> THE PROBLEM
Provide only the number of lines in the listing that contain the string "XAGUSD".

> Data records

■ ■ ■ ■ ■

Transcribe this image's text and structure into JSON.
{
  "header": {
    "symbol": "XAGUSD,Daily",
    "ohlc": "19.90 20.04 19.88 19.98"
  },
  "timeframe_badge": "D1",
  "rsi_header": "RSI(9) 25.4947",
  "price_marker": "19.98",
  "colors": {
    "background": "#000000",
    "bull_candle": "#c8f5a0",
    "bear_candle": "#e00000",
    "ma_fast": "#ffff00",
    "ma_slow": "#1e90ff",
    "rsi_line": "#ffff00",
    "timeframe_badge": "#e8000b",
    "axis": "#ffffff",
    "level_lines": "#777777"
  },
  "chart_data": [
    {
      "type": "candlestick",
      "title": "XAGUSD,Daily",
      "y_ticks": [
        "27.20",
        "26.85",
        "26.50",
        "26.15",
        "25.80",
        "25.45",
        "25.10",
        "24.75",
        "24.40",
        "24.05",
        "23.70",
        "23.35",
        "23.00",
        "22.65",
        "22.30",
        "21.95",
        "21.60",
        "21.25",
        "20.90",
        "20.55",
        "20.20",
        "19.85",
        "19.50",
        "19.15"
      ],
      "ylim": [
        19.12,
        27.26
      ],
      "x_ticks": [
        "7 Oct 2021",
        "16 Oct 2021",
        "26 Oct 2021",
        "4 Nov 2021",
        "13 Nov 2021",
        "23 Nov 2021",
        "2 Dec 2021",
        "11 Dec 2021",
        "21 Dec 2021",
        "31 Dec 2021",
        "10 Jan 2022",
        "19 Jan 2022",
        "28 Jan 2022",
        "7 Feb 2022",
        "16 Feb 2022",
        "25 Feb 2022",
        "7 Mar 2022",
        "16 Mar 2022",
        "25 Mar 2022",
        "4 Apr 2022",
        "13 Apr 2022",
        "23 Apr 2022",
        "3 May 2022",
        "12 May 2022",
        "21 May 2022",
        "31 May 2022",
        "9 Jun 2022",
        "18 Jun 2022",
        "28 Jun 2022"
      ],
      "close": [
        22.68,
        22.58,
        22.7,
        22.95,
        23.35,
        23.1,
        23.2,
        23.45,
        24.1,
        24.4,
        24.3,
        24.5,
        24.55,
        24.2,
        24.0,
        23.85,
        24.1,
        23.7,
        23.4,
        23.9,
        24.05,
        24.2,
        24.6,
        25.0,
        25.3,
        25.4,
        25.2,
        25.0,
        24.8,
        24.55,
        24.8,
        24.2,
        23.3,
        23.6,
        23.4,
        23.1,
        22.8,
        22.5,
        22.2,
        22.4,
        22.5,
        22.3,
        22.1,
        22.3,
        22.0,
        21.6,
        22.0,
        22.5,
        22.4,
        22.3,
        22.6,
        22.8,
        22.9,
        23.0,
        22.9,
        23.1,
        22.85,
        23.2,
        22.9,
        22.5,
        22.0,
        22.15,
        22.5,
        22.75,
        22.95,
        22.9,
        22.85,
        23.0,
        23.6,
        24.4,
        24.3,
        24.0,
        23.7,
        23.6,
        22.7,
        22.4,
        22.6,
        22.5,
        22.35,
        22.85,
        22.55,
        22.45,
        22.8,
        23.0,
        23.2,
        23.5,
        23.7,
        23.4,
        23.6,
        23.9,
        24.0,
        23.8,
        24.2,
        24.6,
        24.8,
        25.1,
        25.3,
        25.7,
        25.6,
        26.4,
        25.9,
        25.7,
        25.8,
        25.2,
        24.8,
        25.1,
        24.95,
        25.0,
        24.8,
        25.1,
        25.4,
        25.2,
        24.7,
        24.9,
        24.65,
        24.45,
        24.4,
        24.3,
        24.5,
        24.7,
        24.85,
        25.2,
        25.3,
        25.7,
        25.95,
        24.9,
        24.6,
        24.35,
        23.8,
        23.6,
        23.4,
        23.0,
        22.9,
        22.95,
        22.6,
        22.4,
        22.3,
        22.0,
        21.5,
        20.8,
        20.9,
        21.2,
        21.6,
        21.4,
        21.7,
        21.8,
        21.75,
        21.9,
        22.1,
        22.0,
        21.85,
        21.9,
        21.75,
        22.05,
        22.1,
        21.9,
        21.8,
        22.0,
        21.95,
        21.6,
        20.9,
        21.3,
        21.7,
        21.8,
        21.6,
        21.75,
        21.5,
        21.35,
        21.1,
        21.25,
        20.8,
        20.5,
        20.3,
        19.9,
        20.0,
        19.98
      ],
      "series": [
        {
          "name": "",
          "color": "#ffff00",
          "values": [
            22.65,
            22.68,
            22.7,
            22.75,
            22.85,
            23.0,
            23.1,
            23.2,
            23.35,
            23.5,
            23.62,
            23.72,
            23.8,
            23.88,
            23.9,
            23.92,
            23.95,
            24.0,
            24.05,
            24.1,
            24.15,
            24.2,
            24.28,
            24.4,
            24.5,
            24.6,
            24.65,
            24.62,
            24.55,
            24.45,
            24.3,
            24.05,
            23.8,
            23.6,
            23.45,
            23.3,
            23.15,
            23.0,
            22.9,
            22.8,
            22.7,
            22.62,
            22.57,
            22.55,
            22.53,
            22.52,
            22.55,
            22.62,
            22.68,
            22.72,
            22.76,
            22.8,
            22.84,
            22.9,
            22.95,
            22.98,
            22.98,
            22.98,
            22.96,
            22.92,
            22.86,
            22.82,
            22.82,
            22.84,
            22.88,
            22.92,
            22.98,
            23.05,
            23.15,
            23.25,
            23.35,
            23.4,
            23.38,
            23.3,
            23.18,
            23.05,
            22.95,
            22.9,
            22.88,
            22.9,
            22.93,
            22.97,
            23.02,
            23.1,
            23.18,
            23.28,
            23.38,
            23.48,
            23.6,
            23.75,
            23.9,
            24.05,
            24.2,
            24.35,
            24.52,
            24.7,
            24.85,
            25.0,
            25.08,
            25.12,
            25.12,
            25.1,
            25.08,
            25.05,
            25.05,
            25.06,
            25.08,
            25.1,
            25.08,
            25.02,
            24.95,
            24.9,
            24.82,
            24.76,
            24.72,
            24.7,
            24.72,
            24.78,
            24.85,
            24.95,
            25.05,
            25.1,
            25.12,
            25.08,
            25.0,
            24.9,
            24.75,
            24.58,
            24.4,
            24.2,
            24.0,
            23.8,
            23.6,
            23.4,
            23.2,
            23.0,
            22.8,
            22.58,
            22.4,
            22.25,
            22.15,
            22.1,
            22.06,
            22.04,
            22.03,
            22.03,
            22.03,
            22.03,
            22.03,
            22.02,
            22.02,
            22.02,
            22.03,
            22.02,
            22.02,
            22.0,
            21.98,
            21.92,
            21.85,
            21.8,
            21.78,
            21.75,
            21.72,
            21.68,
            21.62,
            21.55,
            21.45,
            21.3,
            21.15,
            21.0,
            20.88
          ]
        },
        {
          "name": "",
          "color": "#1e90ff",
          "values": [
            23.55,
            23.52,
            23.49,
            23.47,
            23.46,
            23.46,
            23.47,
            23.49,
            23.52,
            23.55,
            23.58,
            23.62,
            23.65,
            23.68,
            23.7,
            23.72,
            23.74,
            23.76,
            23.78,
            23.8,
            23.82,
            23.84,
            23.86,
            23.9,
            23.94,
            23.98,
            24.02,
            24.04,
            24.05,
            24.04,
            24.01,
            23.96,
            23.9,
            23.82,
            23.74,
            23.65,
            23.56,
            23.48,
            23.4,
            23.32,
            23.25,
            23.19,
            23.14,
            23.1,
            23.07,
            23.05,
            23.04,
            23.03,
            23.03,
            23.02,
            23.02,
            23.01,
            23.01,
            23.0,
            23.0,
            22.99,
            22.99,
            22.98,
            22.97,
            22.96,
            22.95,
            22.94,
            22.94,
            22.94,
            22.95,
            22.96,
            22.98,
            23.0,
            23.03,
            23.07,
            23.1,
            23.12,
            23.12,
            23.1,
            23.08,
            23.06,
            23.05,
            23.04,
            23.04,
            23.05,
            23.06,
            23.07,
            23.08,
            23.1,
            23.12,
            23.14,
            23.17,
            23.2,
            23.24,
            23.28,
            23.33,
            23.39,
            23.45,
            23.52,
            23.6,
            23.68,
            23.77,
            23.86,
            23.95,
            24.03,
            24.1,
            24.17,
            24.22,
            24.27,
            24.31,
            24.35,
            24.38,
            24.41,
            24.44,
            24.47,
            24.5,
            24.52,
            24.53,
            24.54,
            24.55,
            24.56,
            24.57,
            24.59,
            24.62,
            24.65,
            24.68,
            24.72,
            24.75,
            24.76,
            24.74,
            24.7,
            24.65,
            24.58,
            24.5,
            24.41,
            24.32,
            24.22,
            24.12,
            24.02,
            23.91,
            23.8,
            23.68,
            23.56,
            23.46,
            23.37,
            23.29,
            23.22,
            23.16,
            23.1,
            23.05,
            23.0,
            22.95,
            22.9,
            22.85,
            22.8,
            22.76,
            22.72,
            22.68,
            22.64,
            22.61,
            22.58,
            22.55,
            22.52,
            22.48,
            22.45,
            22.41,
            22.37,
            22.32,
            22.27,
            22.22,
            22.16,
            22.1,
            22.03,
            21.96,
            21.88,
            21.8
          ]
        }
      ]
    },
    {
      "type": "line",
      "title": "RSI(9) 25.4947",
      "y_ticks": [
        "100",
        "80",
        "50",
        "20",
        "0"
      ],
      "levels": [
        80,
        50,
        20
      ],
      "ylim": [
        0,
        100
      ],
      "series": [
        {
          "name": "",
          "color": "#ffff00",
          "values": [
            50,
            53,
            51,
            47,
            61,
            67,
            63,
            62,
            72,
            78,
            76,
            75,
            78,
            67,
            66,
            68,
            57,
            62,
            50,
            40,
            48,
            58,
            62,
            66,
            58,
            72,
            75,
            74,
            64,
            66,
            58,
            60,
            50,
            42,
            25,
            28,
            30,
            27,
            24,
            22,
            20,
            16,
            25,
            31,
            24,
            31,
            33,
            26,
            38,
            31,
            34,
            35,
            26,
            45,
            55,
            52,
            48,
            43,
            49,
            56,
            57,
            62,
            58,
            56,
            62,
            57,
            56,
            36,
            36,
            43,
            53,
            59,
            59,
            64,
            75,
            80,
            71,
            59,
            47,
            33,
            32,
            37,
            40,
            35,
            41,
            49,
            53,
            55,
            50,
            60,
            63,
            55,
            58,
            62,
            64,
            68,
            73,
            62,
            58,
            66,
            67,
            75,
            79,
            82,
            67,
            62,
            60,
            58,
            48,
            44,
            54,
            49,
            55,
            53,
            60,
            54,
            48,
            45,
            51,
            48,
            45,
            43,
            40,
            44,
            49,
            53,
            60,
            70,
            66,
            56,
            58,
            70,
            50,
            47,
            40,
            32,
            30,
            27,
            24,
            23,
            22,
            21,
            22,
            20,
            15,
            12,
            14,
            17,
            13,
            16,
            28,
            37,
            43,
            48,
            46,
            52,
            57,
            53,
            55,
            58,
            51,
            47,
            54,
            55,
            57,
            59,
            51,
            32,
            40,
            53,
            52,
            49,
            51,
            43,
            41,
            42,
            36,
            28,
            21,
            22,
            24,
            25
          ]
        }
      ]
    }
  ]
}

■ ■ ■ ■ ■

> COMPLETE ANSWER
2